- _SET EXERCISE_: Select each line where the word "système" appears.

- _MATERIALS PROVIDED_:
+ + + +

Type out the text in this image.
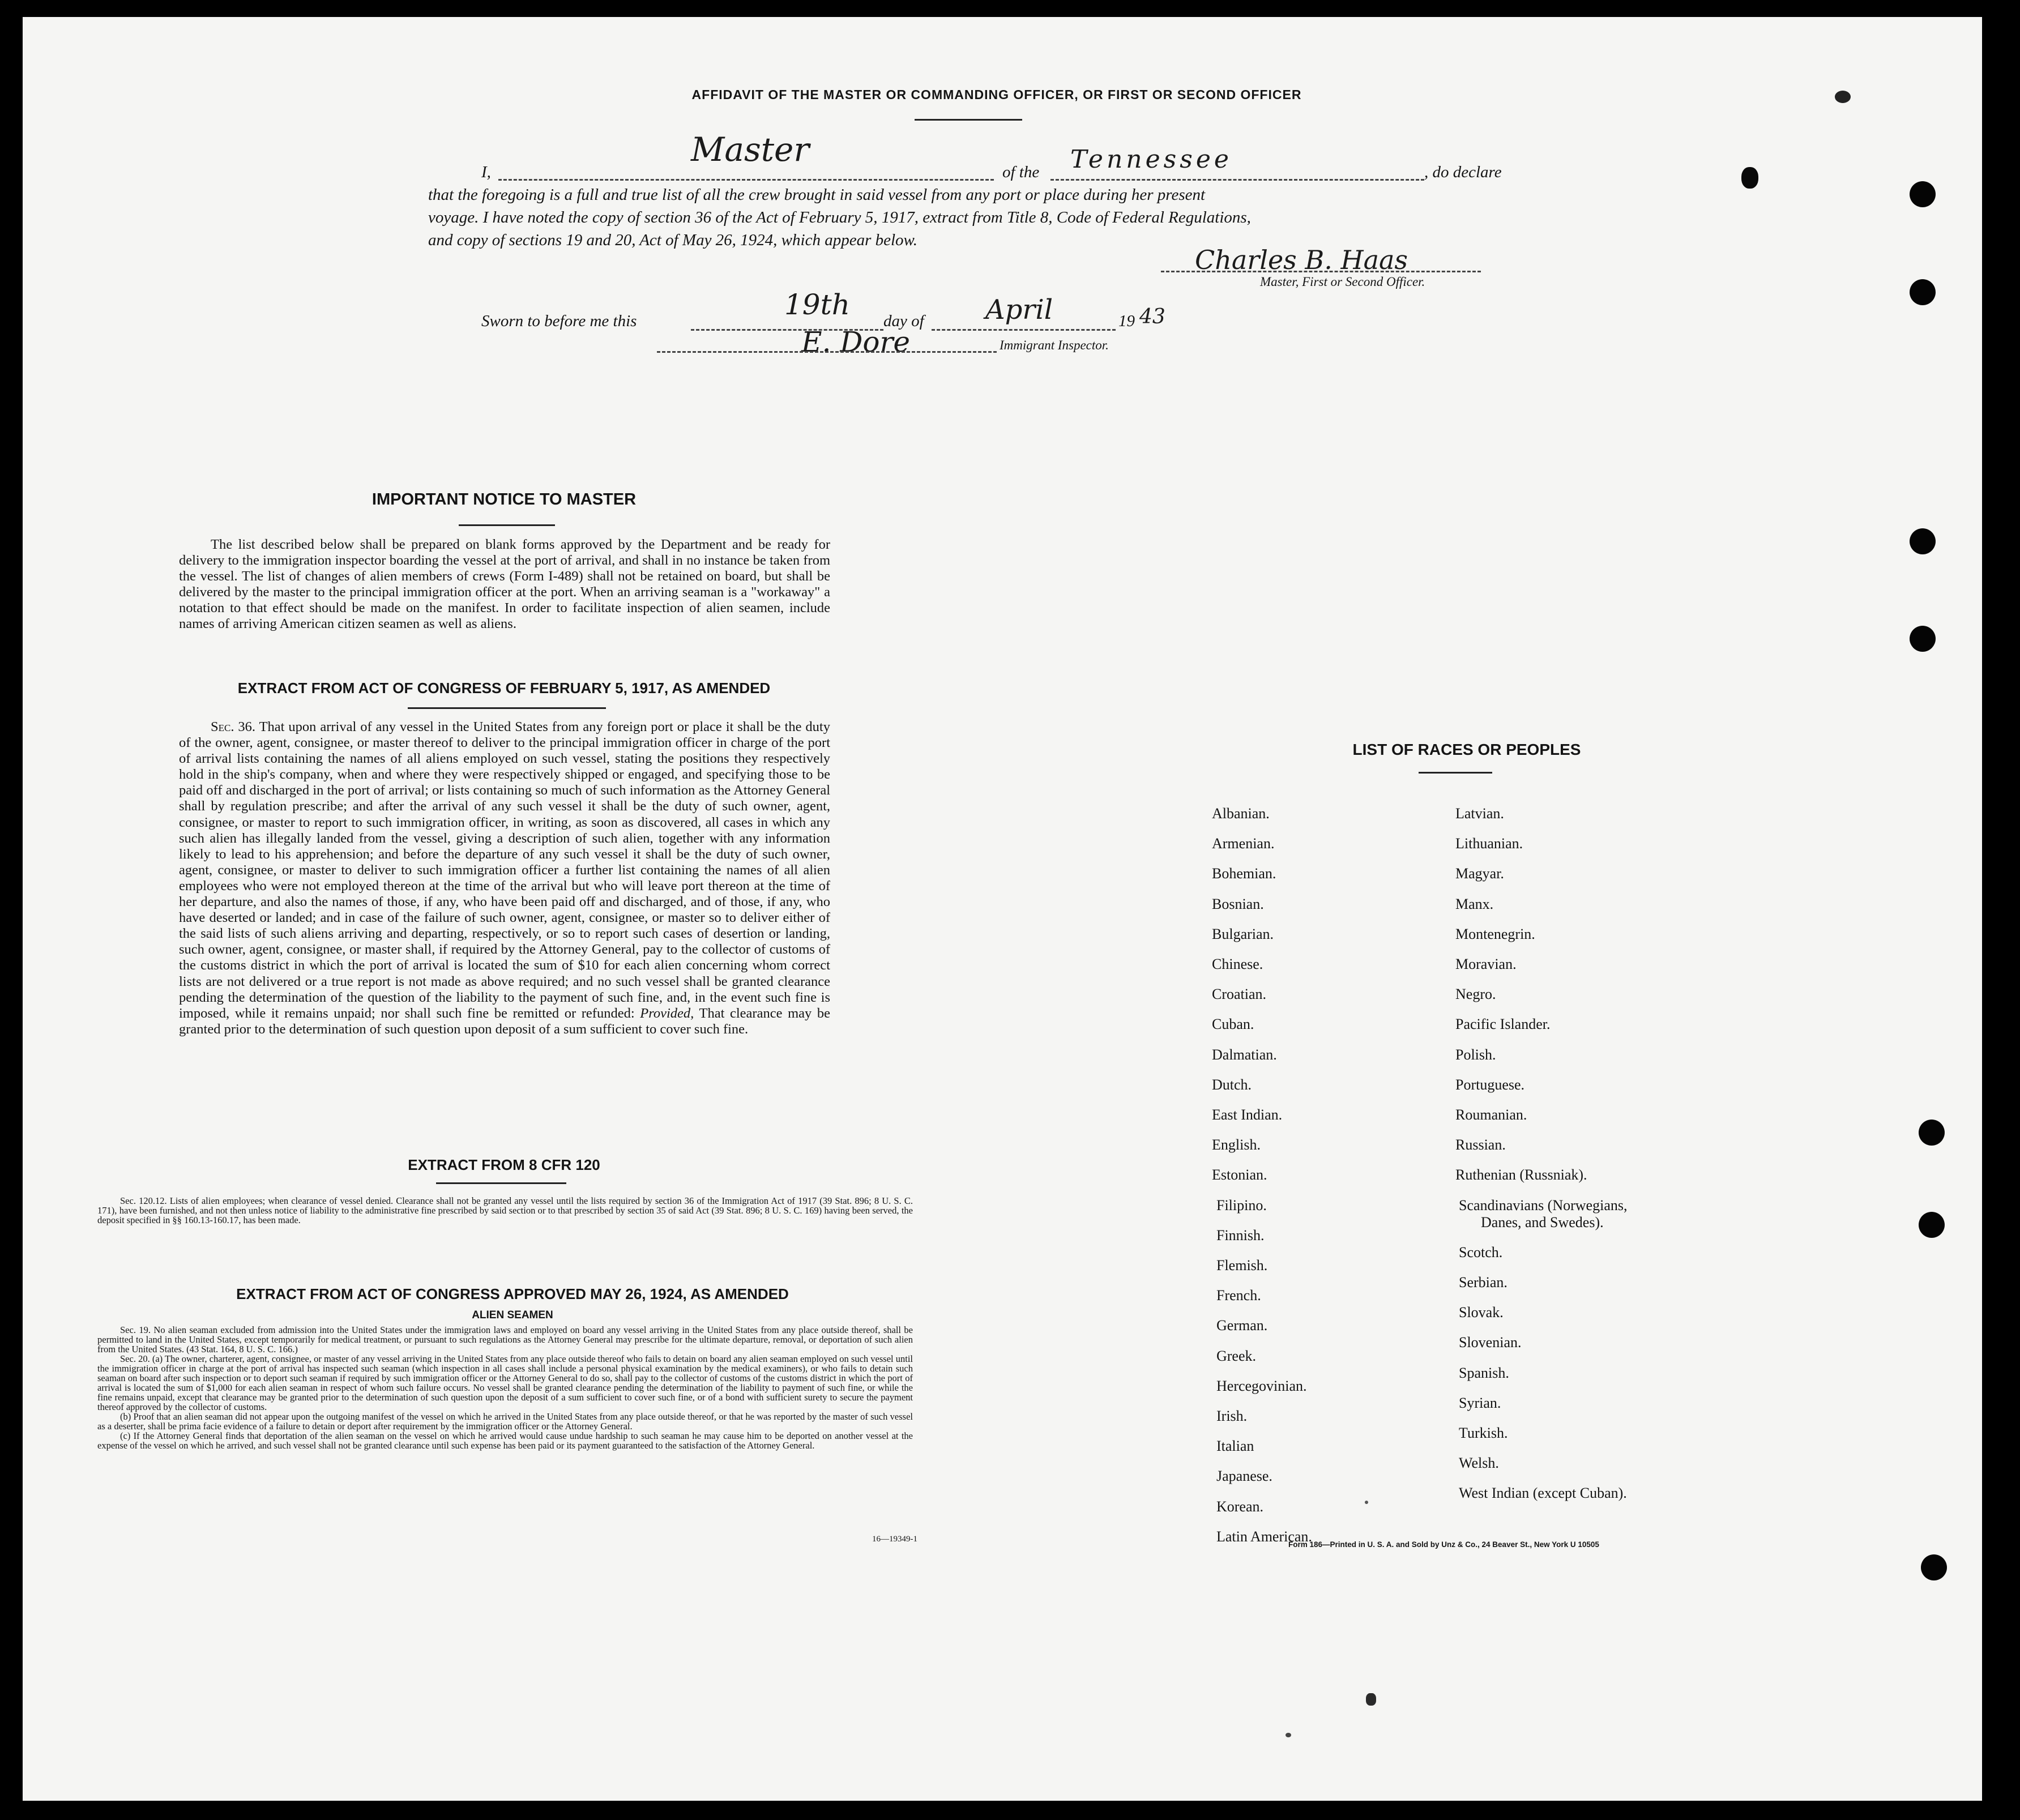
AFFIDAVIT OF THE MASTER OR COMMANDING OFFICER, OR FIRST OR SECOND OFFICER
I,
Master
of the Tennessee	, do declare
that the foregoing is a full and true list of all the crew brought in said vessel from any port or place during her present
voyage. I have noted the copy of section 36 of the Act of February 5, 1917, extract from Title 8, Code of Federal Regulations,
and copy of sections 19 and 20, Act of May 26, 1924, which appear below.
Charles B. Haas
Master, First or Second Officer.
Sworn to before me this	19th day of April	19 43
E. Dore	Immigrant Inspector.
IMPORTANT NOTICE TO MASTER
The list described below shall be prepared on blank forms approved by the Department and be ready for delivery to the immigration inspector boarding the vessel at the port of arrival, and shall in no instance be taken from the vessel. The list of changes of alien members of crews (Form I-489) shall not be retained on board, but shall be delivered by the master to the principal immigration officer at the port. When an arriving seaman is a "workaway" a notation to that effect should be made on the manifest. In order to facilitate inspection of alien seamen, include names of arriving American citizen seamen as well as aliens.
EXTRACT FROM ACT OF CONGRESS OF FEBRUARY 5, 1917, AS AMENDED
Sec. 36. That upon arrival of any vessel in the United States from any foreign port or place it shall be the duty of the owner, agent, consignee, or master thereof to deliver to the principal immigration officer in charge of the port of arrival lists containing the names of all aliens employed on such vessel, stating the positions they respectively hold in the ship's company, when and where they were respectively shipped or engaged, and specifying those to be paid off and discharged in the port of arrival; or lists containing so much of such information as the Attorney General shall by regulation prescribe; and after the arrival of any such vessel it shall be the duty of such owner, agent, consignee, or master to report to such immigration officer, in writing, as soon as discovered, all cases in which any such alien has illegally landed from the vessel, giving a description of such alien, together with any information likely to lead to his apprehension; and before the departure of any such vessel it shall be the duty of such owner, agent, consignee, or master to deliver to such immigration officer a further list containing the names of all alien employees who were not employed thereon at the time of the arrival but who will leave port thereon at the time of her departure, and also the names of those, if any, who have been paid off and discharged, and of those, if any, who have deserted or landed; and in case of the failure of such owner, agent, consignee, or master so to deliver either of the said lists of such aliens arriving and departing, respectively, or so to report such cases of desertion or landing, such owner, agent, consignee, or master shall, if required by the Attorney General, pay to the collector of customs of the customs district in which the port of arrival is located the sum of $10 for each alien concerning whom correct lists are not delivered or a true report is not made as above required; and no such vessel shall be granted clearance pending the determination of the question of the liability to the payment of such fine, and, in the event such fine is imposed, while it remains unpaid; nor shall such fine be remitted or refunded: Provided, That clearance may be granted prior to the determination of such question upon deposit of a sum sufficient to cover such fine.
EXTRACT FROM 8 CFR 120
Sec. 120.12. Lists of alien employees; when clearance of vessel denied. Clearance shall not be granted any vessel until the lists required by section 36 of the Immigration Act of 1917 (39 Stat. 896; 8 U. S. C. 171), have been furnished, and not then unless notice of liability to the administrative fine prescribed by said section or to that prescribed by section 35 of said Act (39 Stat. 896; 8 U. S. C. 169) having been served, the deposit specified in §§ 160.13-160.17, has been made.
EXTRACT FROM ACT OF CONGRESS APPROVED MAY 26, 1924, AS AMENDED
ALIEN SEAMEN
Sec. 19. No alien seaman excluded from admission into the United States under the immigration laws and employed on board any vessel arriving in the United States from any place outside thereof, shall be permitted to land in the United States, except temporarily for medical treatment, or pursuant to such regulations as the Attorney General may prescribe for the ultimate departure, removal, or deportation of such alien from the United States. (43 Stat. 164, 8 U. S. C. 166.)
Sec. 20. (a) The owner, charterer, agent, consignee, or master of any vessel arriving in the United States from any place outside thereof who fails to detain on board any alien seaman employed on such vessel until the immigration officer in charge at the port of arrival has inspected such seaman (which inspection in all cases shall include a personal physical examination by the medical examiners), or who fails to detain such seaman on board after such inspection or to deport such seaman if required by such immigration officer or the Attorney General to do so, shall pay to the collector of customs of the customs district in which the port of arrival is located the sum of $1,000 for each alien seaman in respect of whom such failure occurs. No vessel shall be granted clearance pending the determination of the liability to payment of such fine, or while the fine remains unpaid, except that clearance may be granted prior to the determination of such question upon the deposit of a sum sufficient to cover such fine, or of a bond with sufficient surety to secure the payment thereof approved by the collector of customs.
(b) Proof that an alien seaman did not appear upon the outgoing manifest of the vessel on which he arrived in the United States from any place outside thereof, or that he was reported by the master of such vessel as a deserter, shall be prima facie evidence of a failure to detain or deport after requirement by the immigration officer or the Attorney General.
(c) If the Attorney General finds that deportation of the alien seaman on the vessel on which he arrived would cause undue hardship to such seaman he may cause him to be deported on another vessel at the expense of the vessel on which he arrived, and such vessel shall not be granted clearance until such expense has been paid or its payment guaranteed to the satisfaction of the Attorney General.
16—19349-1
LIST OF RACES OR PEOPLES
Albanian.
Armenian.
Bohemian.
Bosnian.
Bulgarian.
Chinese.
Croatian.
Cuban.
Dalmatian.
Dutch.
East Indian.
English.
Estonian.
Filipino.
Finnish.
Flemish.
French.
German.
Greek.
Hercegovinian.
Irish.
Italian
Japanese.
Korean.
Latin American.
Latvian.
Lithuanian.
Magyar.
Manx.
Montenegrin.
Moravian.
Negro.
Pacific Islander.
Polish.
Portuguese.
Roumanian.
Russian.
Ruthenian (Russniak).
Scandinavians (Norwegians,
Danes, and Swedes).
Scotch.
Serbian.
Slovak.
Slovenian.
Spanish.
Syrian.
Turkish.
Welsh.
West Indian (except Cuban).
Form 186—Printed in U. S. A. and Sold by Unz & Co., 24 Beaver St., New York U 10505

+ + + +

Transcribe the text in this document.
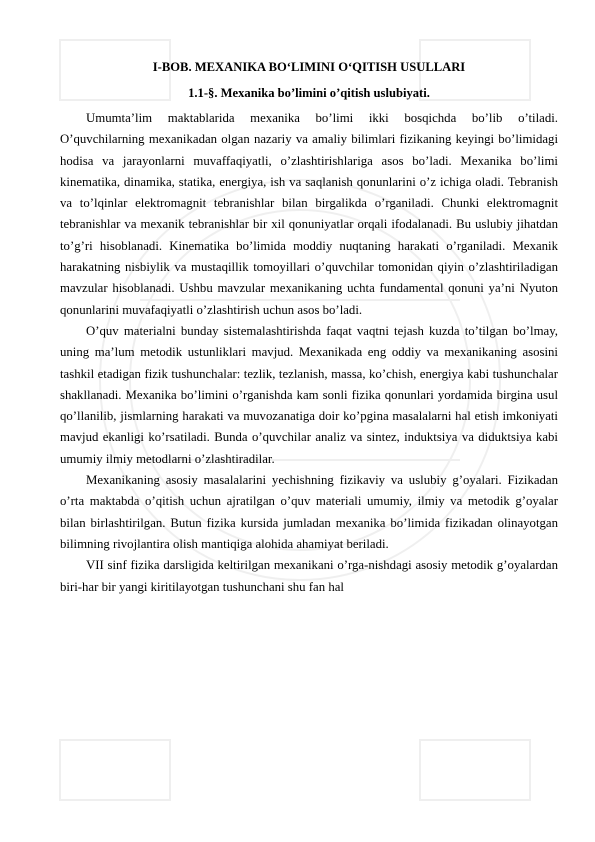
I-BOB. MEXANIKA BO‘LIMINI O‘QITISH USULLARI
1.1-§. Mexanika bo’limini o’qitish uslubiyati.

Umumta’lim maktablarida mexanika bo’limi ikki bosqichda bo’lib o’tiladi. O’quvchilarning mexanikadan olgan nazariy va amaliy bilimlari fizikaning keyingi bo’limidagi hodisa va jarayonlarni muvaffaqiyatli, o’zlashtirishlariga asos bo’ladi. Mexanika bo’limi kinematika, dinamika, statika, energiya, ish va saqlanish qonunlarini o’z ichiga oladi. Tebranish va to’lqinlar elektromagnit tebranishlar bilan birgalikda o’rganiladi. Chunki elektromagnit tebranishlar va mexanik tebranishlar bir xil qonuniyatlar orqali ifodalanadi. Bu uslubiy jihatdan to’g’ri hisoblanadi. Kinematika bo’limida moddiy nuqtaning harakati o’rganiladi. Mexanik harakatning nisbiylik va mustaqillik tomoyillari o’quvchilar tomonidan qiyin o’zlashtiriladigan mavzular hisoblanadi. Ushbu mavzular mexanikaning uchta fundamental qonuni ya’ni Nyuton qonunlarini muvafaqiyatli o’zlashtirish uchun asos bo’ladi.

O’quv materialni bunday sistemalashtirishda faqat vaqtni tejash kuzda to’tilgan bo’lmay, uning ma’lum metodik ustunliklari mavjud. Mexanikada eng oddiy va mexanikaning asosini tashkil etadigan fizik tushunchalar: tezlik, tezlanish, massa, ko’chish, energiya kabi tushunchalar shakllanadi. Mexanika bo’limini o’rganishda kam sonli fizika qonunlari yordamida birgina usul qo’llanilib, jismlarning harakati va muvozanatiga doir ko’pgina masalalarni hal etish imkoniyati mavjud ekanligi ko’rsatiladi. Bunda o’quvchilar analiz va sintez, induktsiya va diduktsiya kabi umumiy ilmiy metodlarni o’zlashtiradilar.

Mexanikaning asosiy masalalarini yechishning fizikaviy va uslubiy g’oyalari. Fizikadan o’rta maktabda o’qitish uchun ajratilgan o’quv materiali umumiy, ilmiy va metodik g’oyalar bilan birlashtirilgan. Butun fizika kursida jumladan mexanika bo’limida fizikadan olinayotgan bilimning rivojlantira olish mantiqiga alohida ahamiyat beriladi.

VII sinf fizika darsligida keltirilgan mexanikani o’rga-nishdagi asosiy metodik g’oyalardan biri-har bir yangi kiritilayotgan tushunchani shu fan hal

+ + + +

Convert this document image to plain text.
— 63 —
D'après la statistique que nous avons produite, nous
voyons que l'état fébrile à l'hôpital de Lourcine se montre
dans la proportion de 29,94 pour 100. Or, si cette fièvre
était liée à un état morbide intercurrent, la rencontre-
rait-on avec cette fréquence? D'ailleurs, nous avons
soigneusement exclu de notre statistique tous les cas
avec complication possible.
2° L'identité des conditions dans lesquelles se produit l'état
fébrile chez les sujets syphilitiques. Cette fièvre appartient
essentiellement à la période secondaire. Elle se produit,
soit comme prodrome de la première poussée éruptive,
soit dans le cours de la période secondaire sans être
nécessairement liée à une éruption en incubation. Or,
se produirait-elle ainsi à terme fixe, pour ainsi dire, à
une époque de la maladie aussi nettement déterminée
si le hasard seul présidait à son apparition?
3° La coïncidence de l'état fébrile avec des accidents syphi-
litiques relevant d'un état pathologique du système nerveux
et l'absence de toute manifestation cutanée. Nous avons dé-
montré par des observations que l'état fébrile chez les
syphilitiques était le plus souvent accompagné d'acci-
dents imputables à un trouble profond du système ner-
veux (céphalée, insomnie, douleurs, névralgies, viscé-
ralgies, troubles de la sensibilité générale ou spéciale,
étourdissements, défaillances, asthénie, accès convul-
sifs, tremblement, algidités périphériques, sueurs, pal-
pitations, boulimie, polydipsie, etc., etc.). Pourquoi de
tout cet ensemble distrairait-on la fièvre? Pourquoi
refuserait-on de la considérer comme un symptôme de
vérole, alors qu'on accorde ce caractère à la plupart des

+ + + +

- _EXPECTED ANSWER_:
litiques relevant d'un état pathologique du système nerveux
dents imputables à un trouble profond du système ner-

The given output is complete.